Take each line that has the word "title" and return it.

[Source records]
--

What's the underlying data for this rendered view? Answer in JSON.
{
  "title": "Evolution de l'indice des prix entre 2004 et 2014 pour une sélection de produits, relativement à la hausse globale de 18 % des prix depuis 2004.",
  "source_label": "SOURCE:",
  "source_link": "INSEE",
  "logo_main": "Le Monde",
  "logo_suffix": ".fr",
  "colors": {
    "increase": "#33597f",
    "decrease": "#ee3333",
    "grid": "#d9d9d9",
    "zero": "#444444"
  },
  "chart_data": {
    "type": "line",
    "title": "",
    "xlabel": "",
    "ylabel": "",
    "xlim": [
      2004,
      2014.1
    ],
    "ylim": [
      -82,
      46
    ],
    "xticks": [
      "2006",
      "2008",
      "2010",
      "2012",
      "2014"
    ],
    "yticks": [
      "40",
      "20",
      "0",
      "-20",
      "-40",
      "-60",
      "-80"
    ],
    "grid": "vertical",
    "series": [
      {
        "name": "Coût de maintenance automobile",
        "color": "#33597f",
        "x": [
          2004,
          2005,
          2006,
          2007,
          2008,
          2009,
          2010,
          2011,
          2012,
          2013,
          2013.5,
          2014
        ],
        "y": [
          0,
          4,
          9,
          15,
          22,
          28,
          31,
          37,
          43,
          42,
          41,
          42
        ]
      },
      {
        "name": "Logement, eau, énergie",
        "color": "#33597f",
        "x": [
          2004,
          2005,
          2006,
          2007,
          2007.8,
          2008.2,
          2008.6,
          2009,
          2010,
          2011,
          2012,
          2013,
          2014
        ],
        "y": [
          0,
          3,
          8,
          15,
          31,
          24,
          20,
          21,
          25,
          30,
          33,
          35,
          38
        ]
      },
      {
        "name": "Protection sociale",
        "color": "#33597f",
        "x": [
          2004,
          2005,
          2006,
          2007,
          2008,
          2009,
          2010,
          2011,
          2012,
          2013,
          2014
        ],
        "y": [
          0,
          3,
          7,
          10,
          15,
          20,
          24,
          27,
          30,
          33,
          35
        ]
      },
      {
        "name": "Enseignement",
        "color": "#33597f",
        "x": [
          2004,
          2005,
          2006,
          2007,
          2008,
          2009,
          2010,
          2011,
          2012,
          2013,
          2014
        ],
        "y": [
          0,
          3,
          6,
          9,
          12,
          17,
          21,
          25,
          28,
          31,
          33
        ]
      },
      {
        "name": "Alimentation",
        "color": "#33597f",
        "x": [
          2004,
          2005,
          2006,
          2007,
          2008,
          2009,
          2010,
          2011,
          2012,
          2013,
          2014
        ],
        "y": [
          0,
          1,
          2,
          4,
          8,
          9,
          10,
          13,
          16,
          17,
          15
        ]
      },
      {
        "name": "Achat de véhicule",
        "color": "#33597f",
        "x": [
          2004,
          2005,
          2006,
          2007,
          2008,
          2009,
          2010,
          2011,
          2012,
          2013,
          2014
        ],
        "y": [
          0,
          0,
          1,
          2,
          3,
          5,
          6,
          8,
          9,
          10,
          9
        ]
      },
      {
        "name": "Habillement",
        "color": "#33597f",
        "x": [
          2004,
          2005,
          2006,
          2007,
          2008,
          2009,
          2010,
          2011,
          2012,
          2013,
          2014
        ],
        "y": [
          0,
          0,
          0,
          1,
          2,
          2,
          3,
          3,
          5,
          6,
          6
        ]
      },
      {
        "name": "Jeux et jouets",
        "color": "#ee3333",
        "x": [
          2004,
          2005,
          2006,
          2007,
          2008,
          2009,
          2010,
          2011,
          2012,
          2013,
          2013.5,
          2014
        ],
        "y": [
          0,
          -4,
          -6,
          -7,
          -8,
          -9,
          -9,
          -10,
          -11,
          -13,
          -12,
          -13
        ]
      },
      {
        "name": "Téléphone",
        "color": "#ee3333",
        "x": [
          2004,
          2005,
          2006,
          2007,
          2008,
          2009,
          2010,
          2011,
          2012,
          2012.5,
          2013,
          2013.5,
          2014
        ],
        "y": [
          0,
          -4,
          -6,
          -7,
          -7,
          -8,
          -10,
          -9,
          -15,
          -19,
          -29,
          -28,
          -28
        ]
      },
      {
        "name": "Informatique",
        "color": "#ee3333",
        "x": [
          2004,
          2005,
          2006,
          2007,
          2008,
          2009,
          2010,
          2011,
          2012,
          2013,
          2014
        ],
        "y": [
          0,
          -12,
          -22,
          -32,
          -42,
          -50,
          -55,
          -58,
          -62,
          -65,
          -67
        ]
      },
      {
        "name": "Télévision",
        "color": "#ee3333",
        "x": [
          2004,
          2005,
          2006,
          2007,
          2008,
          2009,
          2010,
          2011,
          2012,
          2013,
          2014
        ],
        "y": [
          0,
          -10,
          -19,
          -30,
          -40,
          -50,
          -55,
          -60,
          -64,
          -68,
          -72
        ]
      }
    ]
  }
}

--

# [Reply to the exercise]
  "title": "Evolution de l'indice des prix entre 2004 et 2014 pour une sélection de produits, relativement à la hausse globale de 18 % des prix depuis 2004.",
    "title": "",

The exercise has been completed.